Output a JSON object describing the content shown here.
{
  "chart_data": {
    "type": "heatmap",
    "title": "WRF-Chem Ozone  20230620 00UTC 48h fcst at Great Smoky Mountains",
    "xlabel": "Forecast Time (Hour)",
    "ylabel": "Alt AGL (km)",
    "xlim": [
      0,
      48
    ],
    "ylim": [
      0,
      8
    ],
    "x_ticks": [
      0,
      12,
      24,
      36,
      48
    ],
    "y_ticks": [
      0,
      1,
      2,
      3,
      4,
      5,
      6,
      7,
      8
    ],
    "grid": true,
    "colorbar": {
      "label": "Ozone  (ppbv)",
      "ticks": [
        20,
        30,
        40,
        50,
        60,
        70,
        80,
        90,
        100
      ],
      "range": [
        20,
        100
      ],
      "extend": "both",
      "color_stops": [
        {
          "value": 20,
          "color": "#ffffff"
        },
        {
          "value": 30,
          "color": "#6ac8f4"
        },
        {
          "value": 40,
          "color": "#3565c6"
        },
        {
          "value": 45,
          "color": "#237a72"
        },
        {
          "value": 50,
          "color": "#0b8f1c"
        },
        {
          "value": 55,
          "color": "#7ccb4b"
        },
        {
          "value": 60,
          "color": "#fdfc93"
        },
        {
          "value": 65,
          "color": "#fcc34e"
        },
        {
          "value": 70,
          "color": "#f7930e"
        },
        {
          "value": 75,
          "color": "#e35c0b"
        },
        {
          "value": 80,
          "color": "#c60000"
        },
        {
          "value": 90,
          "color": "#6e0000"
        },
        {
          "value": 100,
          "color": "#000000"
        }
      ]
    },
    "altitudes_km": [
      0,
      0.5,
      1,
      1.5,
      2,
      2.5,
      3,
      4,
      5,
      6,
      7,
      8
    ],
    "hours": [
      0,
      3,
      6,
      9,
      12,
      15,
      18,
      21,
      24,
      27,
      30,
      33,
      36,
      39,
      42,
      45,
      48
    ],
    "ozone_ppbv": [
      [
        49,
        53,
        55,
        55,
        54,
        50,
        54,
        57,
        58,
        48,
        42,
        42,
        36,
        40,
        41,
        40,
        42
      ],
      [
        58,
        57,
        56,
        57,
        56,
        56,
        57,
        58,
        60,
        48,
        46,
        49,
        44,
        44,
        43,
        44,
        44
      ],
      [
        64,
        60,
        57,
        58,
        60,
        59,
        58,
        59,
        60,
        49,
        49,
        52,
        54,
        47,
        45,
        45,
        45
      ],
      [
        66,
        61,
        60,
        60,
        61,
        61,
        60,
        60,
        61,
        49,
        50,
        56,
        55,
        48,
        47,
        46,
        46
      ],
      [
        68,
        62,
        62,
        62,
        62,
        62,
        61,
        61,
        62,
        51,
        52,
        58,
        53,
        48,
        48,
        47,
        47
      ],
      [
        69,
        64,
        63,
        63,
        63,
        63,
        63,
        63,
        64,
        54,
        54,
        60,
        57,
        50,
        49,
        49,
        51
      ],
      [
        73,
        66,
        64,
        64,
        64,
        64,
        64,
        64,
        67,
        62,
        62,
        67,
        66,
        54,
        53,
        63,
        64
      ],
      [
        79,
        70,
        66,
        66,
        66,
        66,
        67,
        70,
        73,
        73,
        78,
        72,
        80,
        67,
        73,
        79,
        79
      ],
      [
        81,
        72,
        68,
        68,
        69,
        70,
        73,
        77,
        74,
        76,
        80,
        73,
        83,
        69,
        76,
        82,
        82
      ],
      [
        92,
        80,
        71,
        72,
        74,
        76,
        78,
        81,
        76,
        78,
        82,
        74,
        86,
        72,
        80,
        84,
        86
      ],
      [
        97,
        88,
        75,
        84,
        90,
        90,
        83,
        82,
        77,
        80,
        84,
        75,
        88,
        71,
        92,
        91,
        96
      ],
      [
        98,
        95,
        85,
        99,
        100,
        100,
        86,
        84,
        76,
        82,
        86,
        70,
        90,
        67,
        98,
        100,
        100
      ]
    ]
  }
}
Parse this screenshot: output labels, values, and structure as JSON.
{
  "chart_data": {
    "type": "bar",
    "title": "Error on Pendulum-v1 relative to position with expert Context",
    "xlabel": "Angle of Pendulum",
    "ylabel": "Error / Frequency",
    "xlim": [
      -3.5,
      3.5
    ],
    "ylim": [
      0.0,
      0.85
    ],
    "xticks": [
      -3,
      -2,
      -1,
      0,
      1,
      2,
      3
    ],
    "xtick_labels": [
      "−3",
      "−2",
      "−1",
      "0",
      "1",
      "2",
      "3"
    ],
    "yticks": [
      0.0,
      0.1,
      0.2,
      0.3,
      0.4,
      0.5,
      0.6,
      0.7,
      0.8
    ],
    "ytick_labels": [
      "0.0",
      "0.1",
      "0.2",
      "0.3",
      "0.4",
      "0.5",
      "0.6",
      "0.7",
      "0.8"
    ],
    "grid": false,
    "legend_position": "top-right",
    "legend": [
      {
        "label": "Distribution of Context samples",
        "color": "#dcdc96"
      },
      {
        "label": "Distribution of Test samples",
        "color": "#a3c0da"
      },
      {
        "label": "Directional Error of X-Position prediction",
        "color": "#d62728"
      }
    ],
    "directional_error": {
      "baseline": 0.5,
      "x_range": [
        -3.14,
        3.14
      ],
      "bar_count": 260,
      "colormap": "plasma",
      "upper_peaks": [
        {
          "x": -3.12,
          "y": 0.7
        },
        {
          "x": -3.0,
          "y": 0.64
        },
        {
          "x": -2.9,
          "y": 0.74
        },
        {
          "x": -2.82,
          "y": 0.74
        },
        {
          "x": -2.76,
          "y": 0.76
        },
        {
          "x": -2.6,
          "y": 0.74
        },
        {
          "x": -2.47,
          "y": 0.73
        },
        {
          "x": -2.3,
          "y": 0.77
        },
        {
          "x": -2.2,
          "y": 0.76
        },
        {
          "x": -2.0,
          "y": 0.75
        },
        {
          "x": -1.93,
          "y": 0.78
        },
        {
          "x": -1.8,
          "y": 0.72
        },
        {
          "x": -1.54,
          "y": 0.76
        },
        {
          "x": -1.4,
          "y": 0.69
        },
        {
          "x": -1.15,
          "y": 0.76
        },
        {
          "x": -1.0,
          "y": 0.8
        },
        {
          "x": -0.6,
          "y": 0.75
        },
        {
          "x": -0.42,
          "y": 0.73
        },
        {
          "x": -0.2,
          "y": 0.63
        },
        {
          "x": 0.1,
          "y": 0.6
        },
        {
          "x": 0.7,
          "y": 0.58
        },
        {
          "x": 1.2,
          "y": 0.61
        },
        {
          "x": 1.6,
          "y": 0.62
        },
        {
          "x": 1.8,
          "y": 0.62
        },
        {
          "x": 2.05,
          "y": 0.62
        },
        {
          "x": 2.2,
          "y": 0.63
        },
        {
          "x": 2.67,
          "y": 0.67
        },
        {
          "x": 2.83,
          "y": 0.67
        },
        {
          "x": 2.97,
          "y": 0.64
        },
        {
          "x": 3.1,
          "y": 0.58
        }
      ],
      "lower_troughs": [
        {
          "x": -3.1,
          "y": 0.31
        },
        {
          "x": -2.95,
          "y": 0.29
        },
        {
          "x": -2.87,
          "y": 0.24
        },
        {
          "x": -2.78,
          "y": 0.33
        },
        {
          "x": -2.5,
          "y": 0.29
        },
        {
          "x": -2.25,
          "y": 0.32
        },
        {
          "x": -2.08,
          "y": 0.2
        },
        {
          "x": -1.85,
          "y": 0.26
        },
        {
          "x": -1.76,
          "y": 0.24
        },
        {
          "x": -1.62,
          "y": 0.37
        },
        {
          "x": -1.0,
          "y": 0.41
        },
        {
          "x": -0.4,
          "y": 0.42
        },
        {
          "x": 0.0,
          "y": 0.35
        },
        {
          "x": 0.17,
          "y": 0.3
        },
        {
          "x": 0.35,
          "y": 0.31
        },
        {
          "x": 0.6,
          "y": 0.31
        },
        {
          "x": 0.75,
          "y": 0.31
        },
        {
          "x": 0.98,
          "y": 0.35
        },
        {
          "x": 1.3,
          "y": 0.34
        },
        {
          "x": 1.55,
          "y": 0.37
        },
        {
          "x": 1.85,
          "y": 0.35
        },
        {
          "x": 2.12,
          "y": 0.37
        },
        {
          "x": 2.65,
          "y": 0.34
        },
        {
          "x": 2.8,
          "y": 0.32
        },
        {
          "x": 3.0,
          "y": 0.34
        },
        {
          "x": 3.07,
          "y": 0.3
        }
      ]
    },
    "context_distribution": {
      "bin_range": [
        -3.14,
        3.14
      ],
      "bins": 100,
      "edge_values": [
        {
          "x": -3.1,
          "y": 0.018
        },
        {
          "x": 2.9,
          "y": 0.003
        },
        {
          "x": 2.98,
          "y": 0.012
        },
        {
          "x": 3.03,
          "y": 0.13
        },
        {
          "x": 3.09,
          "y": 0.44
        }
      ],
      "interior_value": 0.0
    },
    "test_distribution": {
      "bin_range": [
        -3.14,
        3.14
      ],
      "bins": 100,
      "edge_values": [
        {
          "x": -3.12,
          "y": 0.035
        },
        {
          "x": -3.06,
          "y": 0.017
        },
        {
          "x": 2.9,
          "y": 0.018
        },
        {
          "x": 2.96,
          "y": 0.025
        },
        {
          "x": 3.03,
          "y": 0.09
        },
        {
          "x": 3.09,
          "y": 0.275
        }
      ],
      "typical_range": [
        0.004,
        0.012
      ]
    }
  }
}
************
● **Given task**: Find the lines with the string "title" and reproduce them.

● **Answer to the exercise**:
    "title": "WRF-Chem Ozone  20230620 00UTC 48h fcst at Great Smoky Mountains",
    "title": "Error on Pendulum-v1 relative to position with expert Context",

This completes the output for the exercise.